Return the entries below verbatim. Pictures stay out.

**Rows**
====================

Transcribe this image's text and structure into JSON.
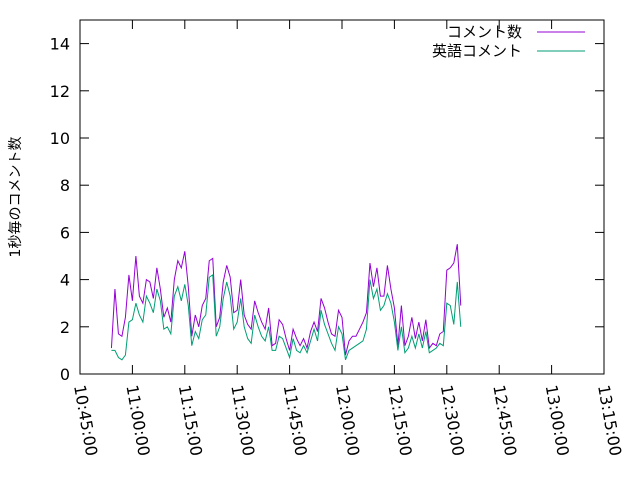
{
  "chart_data": {
    "type": "line",
    "title": "",
    "xlabel": "",
    "ylabel": "1秒毎のコメント数",
    "ylim": [
      0,
      15
    ],
    "yticks": [
      0,
      2,
      4,
      6,
      8,
      10,
      12,
      14
    ],
    "xlim_minutes": [
      0,
      150
    ],
    "xticks": [
      {
        "t": 0,
        "label": "10:45:00"
      },
      {
        "t": 15,
        "label": "11:00:00"
      },
      {
        "t": 30,
        "label": "11:15:00"
      },
      {
        "t": 45,
        "label": "11:30:00"
      },
      {
        "t": 60,
        "label": "11:45:00"
      },
      {
        "t": 75,
        "label": "12:00:00"
      },
      {
        "t": 90,
        "label": "12:15:00"
      },
      {
        "t": 105,
        "label": "12:30:00"
      },
      {
        "t": 120,
        "label": "12:45:00"
      },
      {
        "t": 135,
        "label": "13:00:00"
      },
      {
        "t": 150,
        "label": "13:15:00"
      }
    ],
    "legend_position": "top-right",
    "x_start": "10:54:00",
    "x_step_minutes": 1,
    "series": [
      {
        "name": "コメント数",
        "color": "#9400d3",
        "values": [
          1.1,
          3.6,
          1.7,
          1.6,
          2.4,
          4.2,
          3.1,
          5.0,
          3.3,
          3.0,
          4.0,
          3.9,
          3.2,
          4.5,
          3.6,
          2.4,
          2.8,
          2.2,
          4.0,
          4.8,
          4.5,
          5.2,
          3.7,
          1.6,
          2.5,
          2.0,
          2.9,
          3.2,
          4.8,
          4.9,
          2.0,
          2.4,
          3.9,
          4.6,
          4.1,
          2.6,
          2.7,
          4.0,
          2.5,
          2.1,
          1.9,
          3.1,
          2.6,
          2.2,
          1.9,
          2.8,
          1.2,
          1.3,
          2.3,
          2.1,
          1.5,
          1.0,
          1.9,
          1.5,
          1.2,
          1.5,
          1.1,
          1.8,
          2.2,
          1.8,
          3.2,
          2.8,
          2.2,
          1.7,
          1.6,
          2.7,
          2.4,
          0.8,
          1.4,
          1.6,
          1.6,
          1.9,
          2.2,
          2.6,
          4.7,
          3.7,
          4.5,
          3.3,
          3.3,
          4.6,
          3.6,
          2.8,
          1.2,
          2.9,
          1.2,
          1.6,
          2.4,
          1.5,
          2.2,
          1.4,
          2.3,
          1.1,
          1.3,
          1.2,
          1.7,
          1.8,
          4.4,
          4.5,
          4.7,
          5.5,
          2.9
        ]
      },
      {
        "name": "英語コメント",
        "color": "#009e73",
        "values": [
          1.0,
          1.0,
          0.7,
          0.6,
          0.8,
          2.2,
          2.3,
          3.0,
          2.5,
          2.2,
          3.3,
          3.0,
          2.6,
          3.6,
          3.1,
          1.9,
          2.0,
          1.7,
          3.3,
          3.7,
          3.1,
          3.8,
          2.9,
          1.2,
          1.8,
          1.5,
          2.3,
          2.5,
          4.1,
          4.2,
          1.6,
          2.0,
          3.2,
          3.9,
          3.3,
          1.9,
          2.2,
          3.2,
          2.0,
          1.5,
          1.3,
          2.5,
          2.0,
          1.6,
          1.4,
          2.0,
          1.0,
          1.0,
          1.6,
          1.5,
          1.1,
          0.7,
          1.5,
          1.0,
          0.9,
          1.2,
          0.9,
          1.4,
          1.9,
          1.4,
          2.7,
          2.1,
          1.7,
          1.3,
          1.0,
          2.0,
          1.7,
          0.6,
          1.0,
          1.1,
          1.2,
          1.3,
          1.4,
          1.9,
          4.0,
          3.2,
          3.6,
          2.7,
          2.9,
          3.4,
          3.0,
          2.2,
          1.0,
          2.0,
          0.9,
          1.1,
          1.6,
          1.1,
          1.7,
          1.1,
          1.8,
          0.9,
          1.0,
          1.1,
          1.3,
          1.2,
          3.0,
          2.9,
          2.1,
          3.9,
          2.0
        ]
      }
    ]
  }
}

====================

**Answer for this exercise**
Transcribe this image's text and structure into JSON.
{
  "chart_data": {
    "type": "line",
    "title": "",
    "xlabel": "",
    "ylabel": "1秒毎のコメント数",
    "ylim": [
      0,
      15
    ],
    "yticks": [
      0,
      2,
      4,
      6,
      8,
      10,
      12,
      14
    ],
    "xlim_minutes": [
      0,
      150
    ],
    "xticks": [
      {
        "t": 0,
        "label": "10:45:00"
      },
      {
        "t": 15,
        "label": "11:00:00"
      },
      {
        "t": 30,
        "label": "11:15:00"
      },
      {
        "t": 45,
        "label": "11:30:00"
      },
      {
        "t": 60,
        "label": "11:45:00"
      },
      {
        "t": 75,
        "label": "12:00:00"
      },
      {
        "t": 90,
        "label": "12:15:00"
      },
      {
        "t": 105,
        "label": "12:30:00"
      },
      {
        "t": 120,
        "label": "12:45:00"
      },
      {
        "t": 135,
        "label": "13:00:00"
      },
      {
        "t": 150,
        "label": "13:15:00"
      }
    ],
    "legend_position": "top-right",
    "x_start": "10:54:00",
    "x_step_minutes": 1,
    "series": [
      {
        "name": "コメント数",
        "color": "#9400d3",
        "values": [
          1.1,
          3.6,
          1.7,
          1.6,
          2.4,
          4.2,
          3.1,
          5.0,
          3.3,
          3.0,
          4.0,
          3.9,
          3.2,
          4.5,
          3.6,
          2.4,
          2.8,
          2.2,
          4.0,
          4.8,
          4.5,
          5.2,
          3.7,
          1.6,
          2.5,
          2.0,
          2.9,
          3.2,
          4.8,
          4.9,
          2.0,
          2.4,
          3.9,
          4.6,
          4.1,
          2.6,
          2.7,
          4.0,
          2.5,
          2.1,
          1.9,
          3.1,
          2.6,
          2.2,
          1.9,
          2.8,
          1.2,
          1.3,
          2.3,
          2.1,
          1.5,
          1.0,
          1.9,
          1.5,
          1.2,
          1.5,
          1.1,
          1.8,
          2.2,
          1.8,
          3.2,
          2.8,
          2.2,
          1.7,
          1.6,
          2.7,
          2.4,
          0.8,
          1.4,
          1.6,
          1.6,
          1.9,
          2.2,
          2.6,
          4.7,
          3.7,
          4.5,
          3.3,
          3.3,
          4.6,
          3.6,
          2.8,
          1.2,
          2.9,
          1.2,
          1.6,
          2.4,
          1.5,
          2.2,
          1.4,
          2.3,
          1.1,
          1.3,
          1.2,
          1.7,
          1.8,
          4.4,
          4.5,
          4.7,
          5.5,
          2.9
        ]
      },
      {
        "name": "英語コメント",
        "color": "#009e73",
        "values": [
          1.0,
          1.0,
          0.7,
          0.6,
          0.8,
          2.2,
          2.3,
          3.0,
          2.5,
          2.2,
          3.3,
          3.0,
          2.6,
          3.6,
          3.1,
          1.9,
          2.0,
          1.7,
          3.3,
          3.7,
          3.1,
          3.8,
          2.9,
          1.2,
          1.8,
          1.5,
          2.3,
          2.5,
          4.1,
          4.2,
          1.6,
          2.0,
          3.2,
          3.9,
          3.3,
          1.9,
          2.2,
          3.2,
          2.0,
          1.5,
          1.3,
          2.5,
          2.0,
          1.6,
          1.4,
          2.0,
          1.0,
          1.0,
          1.6,
          1.5,
          1.1,
          0.7,
          1.5,
          1.0,
          0.9,
          1.2,
          0.9,
          1.4,
          1.9,
          1.4,
          2.7,
          2.1,
          1.7,
          1.3,
          1.0,
          2.0,
          1.7,
          0.6,
          1.0,
          1.1,
          1.2,
          1.3,
          1.4,
          1.9,
          4.0,
          3.2,
          3.6,
          2.7,
          2.9,
          3.4,
          3.0,
          2.2,
          1.0,
          2.0,
          0.9,
          1.1,
          1.6,
          1.1,
          1.7,
          1.1,
          1.8,
          0.9,
          1.0,
          1.1,
          1.3,
          1.2,
          3.0,
          2.9,
          2.1,
          3.9,
          2.0
        ]
      }
    ]
  }
}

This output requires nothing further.